— To do —
Can you pull out each line of the data below that includes the word "stars"?

— Items —
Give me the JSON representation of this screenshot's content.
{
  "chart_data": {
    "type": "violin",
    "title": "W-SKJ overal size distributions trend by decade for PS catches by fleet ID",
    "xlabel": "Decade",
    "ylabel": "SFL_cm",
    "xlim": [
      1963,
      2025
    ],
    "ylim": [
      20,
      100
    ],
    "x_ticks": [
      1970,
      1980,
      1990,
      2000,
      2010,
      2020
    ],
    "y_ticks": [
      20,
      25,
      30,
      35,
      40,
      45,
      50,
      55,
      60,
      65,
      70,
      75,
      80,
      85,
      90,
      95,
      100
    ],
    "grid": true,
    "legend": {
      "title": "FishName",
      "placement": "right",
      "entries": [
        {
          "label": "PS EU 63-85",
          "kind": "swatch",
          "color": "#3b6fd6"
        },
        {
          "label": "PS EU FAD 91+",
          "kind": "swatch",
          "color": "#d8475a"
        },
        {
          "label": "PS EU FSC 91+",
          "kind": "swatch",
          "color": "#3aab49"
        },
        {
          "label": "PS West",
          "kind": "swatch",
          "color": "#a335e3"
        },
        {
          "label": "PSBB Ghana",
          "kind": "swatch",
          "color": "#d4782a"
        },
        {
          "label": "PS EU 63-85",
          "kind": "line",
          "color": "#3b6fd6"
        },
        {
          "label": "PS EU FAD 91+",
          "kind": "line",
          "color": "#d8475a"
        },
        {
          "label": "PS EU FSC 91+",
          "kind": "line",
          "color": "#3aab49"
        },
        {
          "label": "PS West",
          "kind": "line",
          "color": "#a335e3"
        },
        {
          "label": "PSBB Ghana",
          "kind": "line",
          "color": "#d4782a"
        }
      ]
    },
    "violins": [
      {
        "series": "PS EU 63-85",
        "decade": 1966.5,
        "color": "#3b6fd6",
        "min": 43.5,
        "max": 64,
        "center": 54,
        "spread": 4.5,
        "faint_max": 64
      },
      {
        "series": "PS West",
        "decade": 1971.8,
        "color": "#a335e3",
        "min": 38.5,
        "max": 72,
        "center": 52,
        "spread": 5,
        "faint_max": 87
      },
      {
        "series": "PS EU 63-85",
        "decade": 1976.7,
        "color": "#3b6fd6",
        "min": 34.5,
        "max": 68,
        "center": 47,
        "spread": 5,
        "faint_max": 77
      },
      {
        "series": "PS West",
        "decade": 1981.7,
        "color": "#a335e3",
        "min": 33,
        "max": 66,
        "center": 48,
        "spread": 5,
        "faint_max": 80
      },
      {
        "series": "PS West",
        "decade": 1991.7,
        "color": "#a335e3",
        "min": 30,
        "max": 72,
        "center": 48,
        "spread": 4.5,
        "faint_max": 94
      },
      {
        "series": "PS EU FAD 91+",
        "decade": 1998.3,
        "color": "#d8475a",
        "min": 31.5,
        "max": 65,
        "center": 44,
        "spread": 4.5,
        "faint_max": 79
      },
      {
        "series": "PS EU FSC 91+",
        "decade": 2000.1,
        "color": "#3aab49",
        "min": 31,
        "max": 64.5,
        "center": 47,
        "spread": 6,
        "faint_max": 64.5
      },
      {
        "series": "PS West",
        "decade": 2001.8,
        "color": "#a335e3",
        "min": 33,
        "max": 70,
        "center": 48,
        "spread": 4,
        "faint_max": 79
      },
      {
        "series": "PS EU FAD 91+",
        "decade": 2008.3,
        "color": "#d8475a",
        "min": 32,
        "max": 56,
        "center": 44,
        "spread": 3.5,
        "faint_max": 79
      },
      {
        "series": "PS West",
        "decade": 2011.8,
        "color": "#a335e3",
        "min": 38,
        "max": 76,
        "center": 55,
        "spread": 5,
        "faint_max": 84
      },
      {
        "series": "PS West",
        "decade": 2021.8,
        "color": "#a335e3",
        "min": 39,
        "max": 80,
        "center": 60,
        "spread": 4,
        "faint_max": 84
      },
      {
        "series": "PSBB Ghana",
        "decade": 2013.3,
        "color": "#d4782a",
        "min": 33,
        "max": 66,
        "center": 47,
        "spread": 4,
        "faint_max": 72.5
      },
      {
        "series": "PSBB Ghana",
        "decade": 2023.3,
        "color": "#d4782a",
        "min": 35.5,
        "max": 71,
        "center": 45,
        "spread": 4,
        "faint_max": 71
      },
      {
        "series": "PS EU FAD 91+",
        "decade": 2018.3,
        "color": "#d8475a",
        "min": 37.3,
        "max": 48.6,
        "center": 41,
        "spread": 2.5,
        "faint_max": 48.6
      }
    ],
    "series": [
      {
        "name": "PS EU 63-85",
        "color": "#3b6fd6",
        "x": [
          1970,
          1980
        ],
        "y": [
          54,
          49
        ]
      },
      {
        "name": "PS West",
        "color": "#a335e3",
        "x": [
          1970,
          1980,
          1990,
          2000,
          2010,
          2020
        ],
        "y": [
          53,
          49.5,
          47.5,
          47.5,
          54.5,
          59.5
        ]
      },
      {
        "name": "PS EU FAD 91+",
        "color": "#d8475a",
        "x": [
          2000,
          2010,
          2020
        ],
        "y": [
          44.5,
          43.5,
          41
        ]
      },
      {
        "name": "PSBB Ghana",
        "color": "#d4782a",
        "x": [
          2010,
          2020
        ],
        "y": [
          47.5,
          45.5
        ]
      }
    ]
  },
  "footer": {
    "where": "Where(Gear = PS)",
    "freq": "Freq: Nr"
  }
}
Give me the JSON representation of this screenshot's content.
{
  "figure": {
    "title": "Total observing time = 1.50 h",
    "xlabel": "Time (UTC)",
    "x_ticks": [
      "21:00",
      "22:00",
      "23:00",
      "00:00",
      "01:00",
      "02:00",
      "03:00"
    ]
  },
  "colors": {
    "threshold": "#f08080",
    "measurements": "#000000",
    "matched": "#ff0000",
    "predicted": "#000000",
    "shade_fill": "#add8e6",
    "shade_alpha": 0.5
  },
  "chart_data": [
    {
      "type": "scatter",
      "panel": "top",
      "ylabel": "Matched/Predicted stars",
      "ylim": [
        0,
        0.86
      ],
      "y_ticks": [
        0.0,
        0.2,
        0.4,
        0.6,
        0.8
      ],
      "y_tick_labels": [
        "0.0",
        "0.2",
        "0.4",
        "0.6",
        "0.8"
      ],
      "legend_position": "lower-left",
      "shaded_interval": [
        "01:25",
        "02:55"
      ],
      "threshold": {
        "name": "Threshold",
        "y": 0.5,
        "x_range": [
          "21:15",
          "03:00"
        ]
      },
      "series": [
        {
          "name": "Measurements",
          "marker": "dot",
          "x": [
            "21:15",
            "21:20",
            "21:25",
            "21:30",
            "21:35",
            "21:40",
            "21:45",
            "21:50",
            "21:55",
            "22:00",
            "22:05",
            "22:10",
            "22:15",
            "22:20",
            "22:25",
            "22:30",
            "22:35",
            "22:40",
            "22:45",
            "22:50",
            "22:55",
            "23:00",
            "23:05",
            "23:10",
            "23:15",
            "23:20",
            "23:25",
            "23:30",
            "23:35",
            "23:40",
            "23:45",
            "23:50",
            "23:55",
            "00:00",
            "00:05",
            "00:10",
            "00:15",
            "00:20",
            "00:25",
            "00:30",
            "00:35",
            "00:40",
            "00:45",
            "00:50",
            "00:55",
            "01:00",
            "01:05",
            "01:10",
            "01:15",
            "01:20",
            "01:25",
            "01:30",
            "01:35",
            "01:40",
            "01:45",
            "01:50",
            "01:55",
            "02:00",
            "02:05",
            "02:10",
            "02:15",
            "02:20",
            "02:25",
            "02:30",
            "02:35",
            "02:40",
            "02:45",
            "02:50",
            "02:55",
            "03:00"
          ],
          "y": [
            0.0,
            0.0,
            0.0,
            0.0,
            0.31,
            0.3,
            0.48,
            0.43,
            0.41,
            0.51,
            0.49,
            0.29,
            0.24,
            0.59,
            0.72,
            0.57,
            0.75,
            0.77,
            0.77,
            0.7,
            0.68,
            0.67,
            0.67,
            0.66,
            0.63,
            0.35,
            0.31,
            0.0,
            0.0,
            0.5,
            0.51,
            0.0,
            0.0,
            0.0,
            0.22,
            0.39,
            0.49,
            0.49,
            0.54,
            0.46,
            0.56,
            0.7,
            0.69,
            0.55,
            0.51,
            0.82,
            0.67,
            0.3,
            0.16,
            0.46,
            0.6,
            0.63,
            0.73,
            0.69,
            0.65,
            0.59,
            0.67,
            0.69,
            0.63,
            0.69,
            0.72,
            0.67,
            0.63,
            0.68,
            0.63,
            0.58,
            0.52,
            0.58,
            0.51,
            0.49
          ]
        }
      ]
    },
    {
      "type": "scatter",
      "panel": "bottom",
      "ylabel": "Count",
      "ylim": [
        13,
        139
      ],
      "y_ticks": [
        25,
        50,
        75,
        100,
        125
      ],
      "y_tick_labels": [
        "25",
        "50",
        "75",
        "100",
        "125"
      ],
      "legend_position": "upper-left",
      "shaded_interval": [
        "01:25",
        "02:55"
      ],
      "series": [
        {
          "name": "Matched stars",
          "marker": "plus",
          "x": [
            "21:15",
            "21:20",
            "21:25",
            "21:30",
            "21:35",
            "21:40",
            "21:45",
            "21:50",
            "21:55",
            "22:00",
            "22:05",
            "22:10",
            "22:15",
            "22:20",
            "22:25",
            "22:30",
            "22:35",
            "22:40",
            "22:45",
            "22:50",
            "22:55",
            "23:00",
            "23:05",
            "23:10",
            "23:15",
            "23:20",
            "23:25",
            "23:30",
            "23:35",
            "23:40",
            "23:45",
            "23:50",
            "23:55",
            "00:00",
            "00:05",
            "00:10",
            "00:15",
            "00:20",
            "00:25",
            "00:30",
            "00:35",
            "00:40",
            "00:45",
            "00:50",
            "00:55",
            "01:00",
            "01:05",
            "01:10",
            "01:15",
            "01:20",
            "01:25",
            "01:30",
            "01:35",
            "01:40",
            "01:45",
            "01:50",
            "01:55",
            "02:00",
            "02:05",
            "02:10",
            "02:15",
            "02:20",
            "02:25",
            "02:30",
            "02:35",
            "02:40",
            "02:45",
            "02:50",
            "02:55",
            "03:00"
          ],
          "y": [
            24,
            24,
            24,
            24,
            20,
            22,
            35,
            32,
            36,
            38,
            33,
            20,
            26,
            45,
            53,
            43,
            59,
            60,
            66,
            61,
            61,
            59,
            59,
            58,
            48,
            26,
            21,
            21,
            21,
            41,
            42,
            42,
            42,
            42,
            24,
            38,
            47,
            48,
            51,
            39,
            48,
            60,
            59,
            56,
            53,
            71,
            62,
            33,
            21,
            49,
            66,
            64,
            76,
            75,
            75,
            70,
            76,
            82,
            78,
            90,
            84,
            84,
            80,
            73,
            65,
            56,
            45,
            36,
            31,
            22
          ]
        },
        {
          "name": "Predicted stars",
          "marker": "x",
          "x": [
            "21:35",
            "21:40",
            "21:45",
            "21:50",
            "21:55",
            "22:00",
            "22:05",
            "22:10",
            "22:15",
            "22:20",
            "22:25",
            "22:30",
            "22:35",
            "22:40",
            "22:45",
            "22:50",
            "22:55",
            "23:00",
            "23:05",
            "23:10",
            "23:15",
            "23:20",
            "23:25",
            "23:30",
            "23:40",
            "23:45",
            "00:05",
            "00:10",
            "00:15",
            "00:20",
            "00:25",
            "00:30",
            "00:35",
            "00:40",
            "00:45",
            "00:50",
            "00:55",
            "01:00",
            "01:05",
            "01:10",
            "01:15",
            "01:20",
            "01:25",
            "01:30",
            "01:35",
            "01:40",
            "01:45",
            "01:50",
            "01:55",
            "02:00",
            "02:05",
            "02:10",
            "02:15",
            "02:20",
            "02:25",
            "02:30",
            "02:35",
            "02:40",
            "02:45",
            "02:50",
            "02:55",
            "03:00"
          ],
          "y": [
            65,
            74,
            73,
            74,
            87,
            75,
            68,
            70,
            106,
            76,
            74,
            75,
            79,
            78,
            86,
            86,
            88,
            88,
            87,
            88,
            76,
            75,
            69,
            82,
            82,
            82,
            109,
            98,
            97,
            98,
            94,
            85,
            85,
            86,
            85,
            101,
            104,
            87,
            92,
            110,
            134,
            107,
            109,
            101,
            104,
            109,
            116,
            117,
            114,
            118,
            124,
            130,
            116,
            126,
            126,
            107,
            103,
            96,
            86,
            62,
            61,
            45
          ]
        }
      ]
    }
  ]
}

— Solution —
      "ylabel": "Matched/Predicted stars",
          "name": "Matched stars",
          "name": "Predicted stars",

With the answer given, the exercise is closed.